DIRECTION:
Print each line exactly as it is given.

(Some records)
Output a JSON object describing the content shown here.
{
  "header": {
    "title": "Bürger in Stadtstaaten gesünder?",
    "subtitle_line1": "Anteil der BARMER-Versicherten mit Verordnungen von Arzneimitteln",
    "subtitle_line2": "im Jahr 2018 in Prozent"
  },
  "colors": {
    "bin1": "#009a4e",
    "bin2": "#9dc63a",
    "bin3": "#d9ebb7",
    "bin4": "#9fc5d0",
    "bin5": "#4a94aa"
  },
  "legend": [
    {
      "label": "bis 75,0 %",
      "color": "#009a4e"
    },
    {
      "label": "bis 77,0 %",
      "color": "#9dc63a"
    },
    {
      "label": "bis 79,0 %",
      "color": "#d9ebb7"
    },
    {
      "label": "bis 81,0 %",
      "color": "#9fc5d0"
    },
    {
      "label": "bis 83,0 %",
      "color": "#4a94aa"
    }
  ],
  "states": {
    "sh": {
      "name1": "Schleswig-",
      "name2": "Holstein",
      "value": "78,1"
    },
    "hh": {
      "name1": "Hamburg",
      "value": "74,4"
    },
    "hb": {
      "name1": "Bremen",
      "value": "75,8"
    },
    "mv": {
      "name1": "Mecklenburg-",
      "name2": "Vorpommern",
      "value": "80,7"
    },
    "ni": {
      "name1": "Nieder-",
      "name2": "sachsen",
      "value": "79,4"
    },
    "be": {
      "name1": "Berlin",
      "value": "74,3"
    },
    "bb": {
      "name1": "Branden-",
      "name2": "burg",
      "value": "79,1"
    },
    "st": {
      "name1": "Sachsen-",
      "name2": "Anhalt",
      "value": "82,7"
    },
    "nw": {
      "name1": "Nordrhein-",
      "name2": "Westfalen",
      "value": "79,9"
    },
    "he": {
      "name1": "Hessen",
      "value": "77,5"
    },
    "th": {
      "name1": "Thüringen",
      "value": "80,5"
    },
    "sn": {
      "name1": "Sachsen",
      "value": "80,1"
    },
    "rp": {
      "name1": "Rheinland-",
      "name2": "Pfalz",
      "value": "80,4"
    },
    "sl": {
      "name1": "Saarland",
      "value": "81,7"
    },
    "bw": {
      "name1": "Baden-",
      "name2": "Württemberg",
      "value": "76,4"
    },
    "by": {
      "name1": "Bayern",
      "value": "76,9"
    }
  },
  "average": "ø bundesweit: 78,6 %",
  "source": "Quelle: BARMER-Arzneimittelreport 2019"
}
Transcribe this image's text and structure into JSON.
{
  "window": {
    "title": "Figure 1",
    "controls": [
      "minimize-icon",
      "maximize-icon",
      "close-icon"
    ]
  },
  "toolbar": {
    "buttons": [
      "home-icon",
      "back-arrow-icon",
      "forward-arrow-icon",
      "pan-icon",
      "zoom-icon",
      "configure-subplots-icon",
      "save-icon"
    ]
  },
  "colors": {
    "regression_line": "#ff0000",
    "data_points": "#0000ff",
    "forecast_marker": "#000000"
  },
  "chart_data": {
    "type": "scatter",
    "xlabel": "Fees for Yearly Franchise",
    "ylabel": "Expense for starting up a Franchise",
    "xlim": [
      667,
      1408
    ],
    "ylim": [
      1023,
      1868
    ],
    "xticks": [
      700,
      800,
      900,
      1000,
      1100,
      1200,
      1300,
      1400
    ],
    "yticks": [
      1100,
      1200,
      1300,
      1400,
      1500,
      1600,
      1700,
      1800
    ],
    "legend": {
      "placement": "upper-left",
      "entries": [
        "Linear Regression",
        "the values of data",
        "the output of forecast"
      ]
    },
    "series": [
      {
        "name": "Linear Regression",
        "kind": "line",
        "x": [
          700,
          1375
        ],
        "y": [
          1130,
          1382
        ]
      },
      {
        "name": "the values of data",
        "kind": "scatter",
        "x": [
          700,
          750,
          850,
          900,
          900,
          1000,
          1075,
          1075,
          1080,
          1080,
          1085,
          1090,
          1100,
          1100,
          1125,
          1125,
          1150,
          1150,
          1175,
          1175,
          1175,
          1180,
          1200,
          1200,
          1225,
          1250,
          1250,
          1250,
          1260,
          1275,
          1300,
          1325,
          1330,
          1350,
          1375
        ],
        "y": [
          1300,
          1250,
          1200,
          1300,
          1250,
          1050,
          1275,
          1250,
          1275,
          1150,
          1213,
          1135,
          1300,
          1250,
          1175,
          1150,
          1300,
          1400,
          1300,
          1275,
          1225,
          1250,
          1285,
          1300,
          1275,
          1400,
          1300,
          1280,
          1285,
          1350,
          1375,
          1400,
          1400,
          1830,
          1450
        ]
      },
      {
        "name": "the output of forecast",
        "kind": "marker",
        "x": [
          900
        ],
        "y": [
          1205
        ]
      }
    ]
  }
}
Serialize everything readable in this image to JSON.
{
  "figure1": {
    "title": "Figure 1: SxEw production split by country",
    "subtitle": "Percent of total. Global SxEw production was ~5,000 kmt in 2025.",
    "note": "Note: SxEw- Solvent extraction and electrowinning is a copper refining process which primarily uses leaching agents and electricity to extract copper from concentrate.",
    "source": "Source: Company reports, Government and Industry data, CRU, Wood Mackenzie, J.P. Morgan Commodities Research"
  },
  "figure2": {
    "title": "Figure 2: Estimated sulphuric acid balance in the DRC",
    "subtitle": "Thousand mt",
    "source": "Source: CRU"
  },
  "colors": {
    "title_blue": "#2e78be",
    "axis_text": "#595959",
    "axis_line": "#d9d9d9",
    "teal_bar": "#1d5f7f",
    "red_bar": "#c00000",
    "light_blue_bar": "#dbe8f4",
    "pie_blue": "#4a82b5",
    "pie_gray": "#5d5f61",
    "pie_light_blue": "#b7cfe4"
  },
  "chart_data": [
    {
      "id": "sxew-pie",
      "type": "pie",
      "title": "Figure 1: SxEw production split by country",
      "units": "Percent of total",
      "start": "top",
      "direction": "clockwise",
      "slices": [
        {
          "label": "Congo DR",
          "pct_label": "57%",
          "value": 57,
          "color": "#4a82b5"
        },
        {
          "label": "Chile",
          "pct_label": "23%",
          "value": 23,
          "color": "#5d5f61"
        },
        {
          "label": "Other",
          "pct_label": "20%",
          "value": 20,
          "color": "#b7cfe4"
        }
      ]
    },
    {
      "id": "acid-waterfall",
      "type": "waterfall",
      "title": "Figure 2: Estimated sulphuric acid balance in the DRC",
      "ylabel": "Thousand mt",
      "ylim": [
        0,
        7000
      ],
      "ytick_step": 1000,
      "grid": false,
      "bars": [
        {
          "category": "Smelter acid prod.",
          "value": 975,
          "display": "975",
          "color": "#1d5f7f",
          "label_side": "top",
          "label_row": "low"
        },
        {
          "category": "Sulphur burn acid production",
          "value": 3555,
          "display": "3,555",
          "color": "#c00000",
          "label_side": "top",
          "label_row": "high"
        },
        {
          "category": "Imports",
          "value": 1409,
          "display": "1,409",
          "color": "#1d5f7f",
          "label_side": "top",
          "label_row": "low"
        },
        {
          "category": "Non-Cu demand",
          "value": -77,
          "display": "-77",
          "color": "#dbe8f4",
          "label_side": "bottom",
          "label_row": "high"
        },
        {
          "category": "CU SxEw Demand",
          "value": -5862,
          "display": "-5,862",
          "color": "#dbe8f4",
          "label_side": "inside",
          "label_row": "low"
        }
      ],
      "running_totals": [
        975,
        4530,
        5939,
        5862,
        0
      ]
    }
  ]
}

ANSWER TO THIS TASK:
Output a JSON object describing the content shown here.
{
  "header": {
    "title": "Bürger in Stadtstaaten gesünder?",
    "subtitle_line1": "Anteil der BARMER-Versicherten mit Verordnungen von Arzneimitteln",
    "subtitle_line2": "im Jahr 2018 in Prozent"
  },
  "colors": {
    "bin1": "#009a4e",
    "bin2": "#9dc63a",
    "bin3": "#d9ebb7",
    "bin4": "#9fc5d0",
    "bin5": "#4a94aa"
  },
  "legend": [
    {
      "label": "bis 75,0 %",
      "color": "#009a4e"
    },
    {
      "label": "bis 77,0 %",
      "color": "#9dc63a"
    },
    {
      "label": "bis 79,0 %",
      "color": "#d9ebb7"
    },
    {
      "label": "bis 81,0 %",
      "color": "#9fc5d0"
    },
    {
      "label": "bis 83,0 %",
      "color": "#4a94aa"
    }
  ],
  "states": {
    "sh": {
      "name1": "Schleswig-",
      "name2": "Holstein",
      "value": "78,1"
    },
    "hh": {
      "name1": "Hamburg",
      "value": "74,4"
    },
    "hb": {
      "name1": "Bremen",
      "value": "75,8"
    },
    "mv": {
      "name1": "Mecklenburg-",
      "name2": "Vorpommern",
      "value": "80,7"
    },
    "ni": {
      "name1": "Nieder-",
      "name2": "sachsen",
      "value": "79,4"
    },
    "be": {
      "name1": "Berlin",
      "value": "74,3"
    },
    "bb": {
      "name1": "Branden-",
      "name2": "burg",
      "value": "79,1"
    },
    "st": {
      "name1": "Sachsen-",
      "name2": "Anhalt",
      "value": "82,7"
    },
    "nw": {
      "name1": "Nordrhein-",
      "name2": "Westfalen",
      "value": "79,9"
    },
    "he": {
      "name1": "Hessen",
      "value": "77,5"
    },
    "th": {
      "name1": "Thüringen",
      "value": "80,5"
    },
    "sn": {
      "name1": "Sachsen",
      "value": "80,1"
    },
    "rp": {
      "name1": "Rheinland-",
      "name2": "Pfalz",
      "value": "80,4"
    },
    "sl": {
      "name1": "Saarland",
      "value": "81,7"
    },
    "bw": {
      "name1": "Baden-",
      "name2": "Württemberg",
      "value": "76,4"
    },
    "by": {
      "name1": "Bayern",
      "value": "76,9"
    }
  },
  "average": "ø bundesweit: 78,6 %",
  "source": "Quelle: BARMER-Arzneimittelreport 2019"
}
Transcribe this image's text and structure into JSON.
{
  "window": {
    "title": "Figure 1",
    "controls": [
      "minimize-icon",
      "maximize-icon",
      "close-icon"
    ]
  },
  "toolbar": {
    "buttons": [
      "home-icon",
      "back-arrow-icon",
      "forward-arrow-icon",
      "pan-icon",
      "zoom-icon",
      "configure-subplots-icon",
      "save-icon"
    ]
  },
  "colors": {
    "regression_line": "#ff0000",
    "data_points": "#0000ff",
    "forecast_marker": "#000000"
  },
  "chart_data": {
    "type": "scatter",
    "xlabel": "Fees for Yearly Franchise",
    "ylabel": "Expense for starting up a Franchise",
    "xlim": [
      667,
      1408
    ],
    "ylim": [
      1023,
      1868
    ],
    "xticks": [
      700,
      800,
      900,
      1000,
      1100,
      1200,
      1300,
      1400
    ],
    "yticks": [
      1100,
      1200,
      1300,
      1400,
      1500,
      1600,
      1700,
      1800
    ],
    "legend": {
      "placement": "upper-left",
      "entries": [
        "Linear Regression",
        "the values of data",
        "the output of forecast"
      ]
    },
    "series": [
      {
        "name": "Linear Regression",
        "kind": "line",
        "x": [
          700,
          1375
        ],
        "y": [
          1130,
          1382
        ]
      },
      {
        "name": "the values of data",
        "kind": "scatter",
        "x": [
          700,
          750,
          850,
          900,
          900,
          1000,
          1075,
          1075,
          1080,
          1080,
          1085,
          1090,
          1100,
          1100,
          1125,
          1125,
          1150,
          1150,
          1175,
          1175,
          1175,
          1180,
          1200,
          1200,
          1225,
          1250,
          1250,
          1250,
          1260,
          1275,
          1300,
          1325,
          1330,
          1350,
          1375
        ],
        "y": [
          1300,
          1250,
          1200,
          1300,
          1250,
          1050,
          1275,
          1250,
          1275,
          1150,
          1213,
          1135,
          1300,
          1250,
          1175,
          1150,
          1300,
          1400,
          1300,
          1275,
          1225,
          1250,
          1285,
          1300,
          1275,
          1400,
          1300,
          1280,
          1285,
          1350,
          1375,
          1400,
          1400,
          1830,
          1450
        ]
      },
      {
        "name": "the output of forecast",
        "kind": "marker",
        "x": [
          900
        ],
        "y": [
          1205
        ]
      }
    ]
  }
}
Serialize everything readable in this image to JSON.
{
  "figure1": {
    "title": "Figure 1: SxEw production split by country",
    "subtitle": "Percent of total. Global SxEw production was ~5,000 kmt in 2025.",
    "note": "Note: SxEw- Solvent extraction and electrowinning is a copper refining process which primarily uses leaching agents and electricity to extract copper from concentrate.",
    "source": "Source: Company reports, Government and Industry data, CRU, Wood Mackenzie, J.P. Morgan Commodities Research"
  },
  "figure2": {
    "title": "Figure 2: Estimated sulphuric acid balance in the DRC",
    "subtitle": "Thousand mt",
    "source": "Source: CRU"
  },
  "colors": {
    "title_blue": "#2e78be",
    "axis_text": "#595959",
    "axis_line": "#d9d9d9",
    "teal_bar": "#1d5f7f",
    "red_bar": "#c00000",
    "light_blue_bar": "#dbe8f4",
    "pie_blue": "#4a82b5",
    "pie_gray": "#5d5f61",
    "pie_light_blue": "#b7cfe4"
  },
  "chart_data": [
    {
      "id": "sxew-pie",
      "type": "pie",
      "title": "Figure 1: SxEw production split by country",
      "units": "Percent of total",
      "start": "top",
      "direction": "clockwise",
      "slices": [
        {
          "label": "Congo DR",
          "pct_label": "57%",
          "value": 57,
          "color": "#4a82b5"
        },
        {
          "label": "Chile",
          "pct_label": "23%",
          "value": 23,
          "color": "#5d5f61"
        },
        {
          "label": "Other",
          "pct_label": "20%",
          "value": 20,
          "color": "#b7cfe4"
        }
      ]
    },
    {
      "id": "acid-waterfall",
      "type": "waterfall",
      "title": "Figure 2: Estimated sulphuric acid balance in the DRC",
      "ylabel": "Thousand mt",
      "ylim": [
        0,
        7000
      ],
      "ytick_step": 1000,
      "grid": false,
      "bars": [
        {
          "category": "Smelter acid prod.",
          "value": 975,
          "display": "975",
          "color": "#1d5f7f",
          "label_side": "top",
          "label_row": "low"
        },
        {
          "category": "Sulphur burn acid production",
          "value": 3555,
          "display": "3,555",
          "color": "#c00000",
          "label_side": "top",
          "label_row": "high"
        },
        {
          "category": "Imports",
          "value": 1409,
          "display": "1,409",
          "color": "#1d5f7f",
          "label_side": "top",
          "label_row": "low"
        },
        {
          "category": "Non-Cu demand",
          "value": -77,
          "display": "-77",
          "color": "#dbe8f4",
          "label_side": "bottom",
          "label_row": "high"
        },
        {
          "category": "CU SxEw Demand",
          "value": -5862,
          "display": "-5,862",
          "color": "#dbe8f4",
          "label_side": "inside",
          "label_row": "low"
        }
      ],
      "running_totals": [
        975,
        4530,
        5939,
        5862,
        0
      ]
    }
  ]
}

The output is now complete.